— Excerpted records —
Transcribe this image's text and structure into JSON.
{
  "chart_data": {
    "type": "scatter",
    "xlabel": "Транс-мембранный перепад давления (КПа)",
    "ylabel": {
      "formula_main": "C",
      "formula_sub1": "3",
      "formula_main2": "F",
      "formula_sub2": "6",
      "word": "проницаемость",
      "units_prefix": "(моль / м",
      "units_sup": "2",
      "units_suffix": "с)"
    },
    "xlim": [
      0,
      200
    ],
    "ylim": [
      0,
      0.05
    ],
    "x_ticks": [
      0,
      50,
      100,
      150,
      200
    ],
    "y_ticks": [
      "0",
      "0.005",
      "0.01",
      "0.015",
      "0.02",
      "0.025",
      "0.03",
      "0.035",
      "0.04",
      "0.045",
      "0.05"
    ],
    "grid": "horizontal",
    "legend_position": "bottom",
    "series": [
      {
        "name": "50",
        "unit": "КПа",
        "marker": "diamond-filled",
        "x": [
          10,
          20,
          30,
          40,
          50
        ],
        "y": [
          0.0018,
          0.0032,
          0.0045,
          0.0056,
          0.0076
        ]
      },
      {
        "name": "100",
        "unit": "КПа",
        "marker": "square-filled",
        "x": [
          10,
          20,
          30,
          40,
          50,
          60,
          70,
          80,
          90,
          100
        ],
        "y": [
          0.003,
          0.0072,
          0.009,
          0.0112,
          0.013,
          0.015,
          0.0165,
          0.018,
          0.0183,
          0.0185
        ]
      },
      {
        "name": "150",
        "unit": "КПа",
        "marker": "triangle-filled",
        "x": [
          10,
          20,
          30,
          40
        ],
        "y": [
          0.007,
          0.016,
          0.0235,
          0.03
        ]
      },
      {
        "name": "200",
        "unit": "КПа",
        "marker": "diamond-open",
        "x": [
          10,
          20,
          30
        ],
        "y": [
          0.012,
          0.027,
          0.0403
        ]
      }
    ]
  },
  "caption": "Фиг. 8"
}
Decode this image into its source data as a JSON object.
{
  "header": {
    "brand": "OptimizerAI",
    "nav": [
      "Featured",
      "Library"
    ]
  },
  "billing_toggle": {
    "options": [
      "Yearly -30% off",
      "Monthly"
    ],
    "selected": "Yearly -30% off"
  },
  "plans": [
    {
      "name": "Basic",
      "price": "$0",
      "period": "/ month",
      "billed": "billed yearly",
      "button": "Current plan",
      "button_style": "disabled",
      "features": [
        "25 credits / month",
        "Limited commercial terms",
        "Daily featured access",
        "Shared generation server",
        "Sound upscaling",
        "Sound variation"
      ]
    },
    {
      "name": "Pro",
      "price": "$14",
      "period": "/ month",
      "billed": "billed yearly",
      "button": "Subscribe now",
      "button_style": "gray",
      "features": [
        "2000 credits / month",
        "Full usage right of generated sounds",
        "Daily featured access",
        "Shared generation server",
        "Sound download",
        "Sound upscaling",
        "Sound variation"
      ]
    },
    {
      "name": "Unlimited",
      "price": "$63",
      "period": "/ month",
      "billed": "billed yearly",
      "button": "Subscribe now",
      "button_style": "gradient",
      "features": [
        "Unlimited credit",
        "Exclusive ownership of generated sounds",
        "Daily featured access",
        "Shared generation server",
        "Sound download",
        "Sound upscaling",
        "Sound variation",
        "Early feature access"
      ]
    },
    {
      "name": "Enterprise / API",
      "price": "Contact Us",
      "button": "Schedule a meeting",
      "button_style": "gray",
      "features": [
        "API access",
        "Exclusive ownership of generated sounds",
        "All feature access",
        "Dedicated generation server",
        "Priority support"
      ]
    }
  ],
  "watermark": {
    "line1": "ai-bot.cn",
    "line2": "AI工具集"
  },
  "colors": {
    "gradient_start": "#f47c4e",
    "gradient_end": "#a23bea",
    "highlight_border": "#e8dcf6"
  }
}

— Problem statement —
Provide an exact reproduction of all the entries shown above.

— The answer —
Transcribe this image's text and structure into JSON.
{
  "chart_data": {
    "type": "scatter",
    "xlabel": "Транс-мембранный перепад давления (КПа)",
    "ylabel": {
      "formula_main": "C",
      "formula_sub1": "3",
      "formula_main2": "F",
      "formula_sub2": "6",
      "word": "проницаемость",
      "units_prefix": "(моль / м",
      "units_sup": "2",
      "units_suffix": "с)"
    },
    "xlim": [
      0,
      200
    ],
    "ylim": [
      0,
      0.05
    ],
    "x_ticks": [
      0,
      50,
      100,
      150,
      200
    ],
    "y_ticks": [
      "0",
      "0.005",
      "0.01",
      "0.015",
      "0.02",
      "0.025",
      "0.03",
      "0.035",
      "0.04",
      "0.045",
      "0.05"
    ],
    "grid": "horizontal",
    "legend_position": "bottom",
    "series": [
      {
        "name": "50",
        "unit": "КПа",
        "marker": "diamond-filled",
        "x": [
          10,
          20,
          30,
          40,
          50
        ],
        "y": [
          0.0018,
          0.0032,
          0.0045,
          0.0056,
          0.0076
        ]
      },
      {
        "name": "100",
        "unit": "КПа",
        "marker": "square-filled",
        "x": [
          10,
          20,
          30,
          40,
          50,
          60,
          70,
          80,
          90,
          100
        ],
        "y": [
          0.003,
          0.0072,
          0.009,
          0.0112,
          0.013,
          0.015,
          0.0165,
          0.018,
          0.0183,
          0.0185
        ]
      },
      {
        "name": "150",
        "unit": "КПа",
        "marker": "triangle-filled",
        "x": [
          10,
          20,
          30,
          40
        ],
        "y": [
          0.007,
          0.016,
          0.0235,
          0.03
        ]
      },
      {
        "name": "200",
        "unit": "КПа",
        "marker": "diamond-open",
        "x": [
          10,
          20,
          30
        ],
        "y": [
          0.012,
          0.027,
          0.0403
        ]
      }
    ]
  },
  "caption": "Фиг. 8"
}
Decode this image into its source data as a JSON object.
{
  "header": {
    "brand": "OptimizerAI",
    "nav": [
      "Featured",
      "Library"
    ]
  },
  "billing_toggle": {
    "options": [
      "Yearly -30% off",
      "Monthly"
    ],
    "selected": "Yearly -30% off"
  },
  "plans": [
    {
      "name": "Basic",
      "price": "$0",
      "period": "/ month",
      "billed": "billed yearly",
      "button": "Current plan",
      "button_style": "disabled",
      "features": [
        "25 credits / month",
        "Limited commercial terms",
        "Daily featured access",
        "Shared generation server",
        "Sound upscaling",
        "Sound variation"
      ]
    },
    {
      "name": "Pro",
      "price": "$14",
      "period": "/ month",
      "billed": "billed yearly",
      "button": "Subscribe now",
      "button_style": "gray",
      "features": [
        "2000 credits / month",
        "Full usage right of generated sounds",
        "Daily featured access",
        "Shared generation server",
        "Sound download",
        "Sound upscaling",
        "Sound variation"
      ]
    },
    {
      "name": "Unlimited",
      "price": "$63",
      "period": "/ month",
      "billed": "billed yearly",
      "button": "Subscribe now",
      "button_style": "gradient",
      "features": [
        "Unlimited credit",
        "Exclusive ownership of generated sounds",
        "Daily featured access",
        "Shared generation server",
        "Sound download",
        "Sound upscaling",
        "Sound variation",
        "Early feature access"
      ]
    },
    {
      "name": "Enterprise / API",
      "price": "Contact Us",
      "button": "Schedule a meeting",
      "button_style": "gray",
      "features": [
        "API access",
        "Exclusive ownership of generated sounds",
        "All feature access",
        "Dedicated generation server",
        "Priority support"
      ]
    }
  ],
  "watermark": {
    "line1": "ai-bot.cn",
    "line2": "AI工具集"
  },
  "colors": {
    "gradient_start": "#f47c4e",
    "gradient_end": "#a23bea",
    "highlight_border": "#e8dcf6"
  }
}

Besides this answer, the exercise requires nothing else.